STATED PROBLEM: Using the listing below, give the number of lines where "disorder" appears, and nothing else.

INFORMATION GIVEN:
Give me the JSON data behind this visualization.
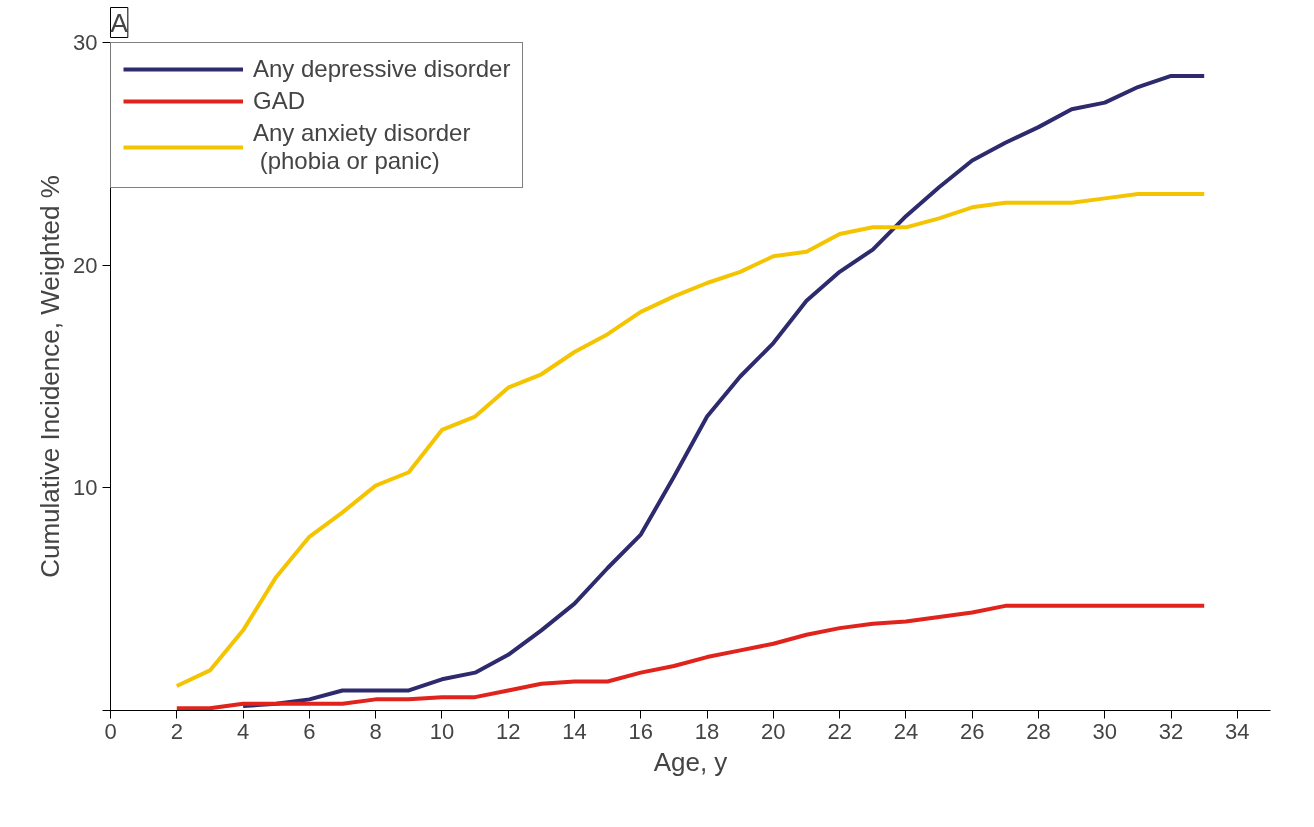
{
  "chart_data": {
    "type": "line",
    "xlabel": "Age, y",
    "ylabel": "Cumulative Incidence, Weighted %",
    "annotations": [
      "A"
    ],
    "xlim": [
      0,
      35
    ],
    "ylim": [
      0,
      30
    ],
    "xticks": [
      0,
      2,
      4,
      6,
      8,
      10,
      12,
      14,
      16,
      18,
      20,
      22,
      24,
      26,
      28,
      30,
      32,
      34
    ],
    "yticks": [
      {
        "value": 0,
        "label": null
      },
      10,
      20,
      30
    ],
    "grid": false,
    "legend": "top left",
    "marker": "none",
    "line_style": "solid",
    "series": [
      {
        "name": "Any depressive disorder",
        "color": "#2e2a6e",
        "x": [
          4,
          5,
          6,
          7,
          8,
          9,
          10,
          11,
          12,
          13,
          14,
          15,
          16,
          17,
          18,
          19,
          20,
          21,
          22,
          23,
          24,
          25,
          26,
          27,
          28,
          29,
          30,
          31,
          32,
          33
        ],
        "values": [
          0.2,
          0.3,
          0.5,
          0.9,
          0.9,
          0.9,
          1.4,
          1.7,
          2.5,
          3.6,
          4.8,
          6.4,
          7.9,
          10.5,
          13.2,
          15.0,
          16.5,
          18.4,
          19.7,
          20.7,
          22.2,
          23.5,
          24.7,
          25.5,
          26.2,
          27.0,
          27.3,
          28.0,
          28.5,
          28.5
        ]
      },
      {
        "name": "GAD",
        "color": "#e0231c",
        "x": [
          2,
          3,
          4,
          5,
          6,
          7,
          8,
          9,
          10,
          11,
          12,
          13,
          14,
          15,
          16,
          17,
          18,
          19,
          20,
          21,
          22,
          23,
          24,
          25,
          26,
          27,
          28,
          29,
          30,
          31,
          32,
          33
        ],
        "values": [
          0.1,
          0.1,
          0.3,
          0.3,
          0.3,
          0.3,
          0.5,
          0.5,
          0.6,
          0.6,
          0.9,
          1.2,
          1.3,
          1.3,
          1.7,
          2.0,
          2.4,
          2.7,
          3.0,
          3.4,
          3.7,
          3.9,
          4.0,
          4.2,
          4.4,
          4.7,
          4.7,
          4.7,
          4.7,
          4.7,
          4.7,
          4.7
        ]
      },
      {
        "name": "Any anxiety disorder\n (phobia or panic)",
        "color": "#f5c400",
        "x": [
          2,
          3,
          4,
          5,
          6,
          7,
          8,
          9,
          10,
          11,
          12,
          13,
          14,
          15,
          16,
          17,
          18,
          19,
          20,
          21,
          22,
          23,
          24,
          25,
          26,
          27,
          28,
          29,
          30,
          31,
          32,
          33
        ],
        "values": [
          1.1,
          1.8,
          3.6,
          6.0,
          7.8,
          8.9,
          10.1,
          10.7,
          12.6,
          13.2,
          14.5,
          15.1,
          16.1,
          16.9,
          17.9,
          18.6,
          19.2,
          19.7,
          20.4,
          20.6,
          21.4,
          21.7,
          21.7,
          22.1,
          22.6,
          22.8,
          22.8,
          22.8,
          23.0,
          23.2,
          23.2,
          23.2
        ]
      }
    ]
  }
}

--

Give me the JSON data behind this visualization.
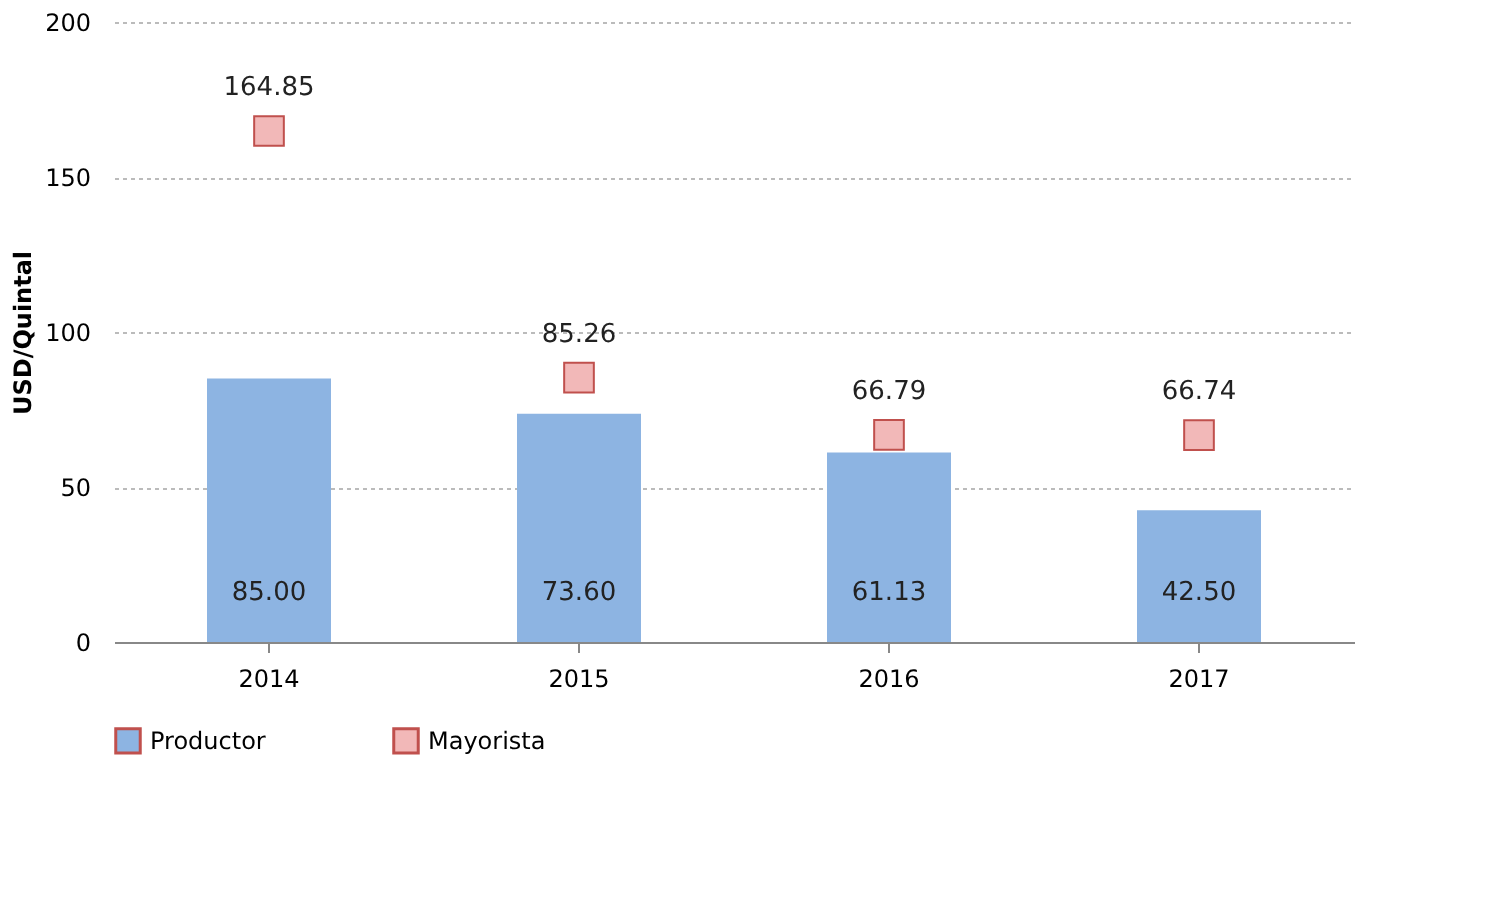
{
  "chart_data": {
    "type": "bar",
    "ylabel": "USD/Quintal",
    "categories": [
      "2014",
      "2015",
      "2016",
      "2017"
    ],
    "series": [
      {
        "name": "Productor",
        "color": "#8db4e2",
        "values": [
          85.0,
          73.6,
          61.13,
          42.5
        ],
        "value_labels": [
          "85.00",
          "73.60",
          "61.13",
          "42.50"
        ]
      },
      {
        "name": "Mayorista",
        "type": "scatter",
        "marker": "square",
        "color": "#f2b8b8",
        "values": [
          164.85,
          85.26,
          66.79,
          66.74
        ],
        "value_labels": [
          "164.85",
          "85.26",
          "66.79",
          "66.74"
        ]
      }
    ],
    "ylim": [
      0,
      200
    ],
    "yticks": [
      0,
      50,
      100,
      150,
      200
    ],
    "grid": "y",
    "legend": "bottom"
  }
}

ANSWER FOR THE TASK: 2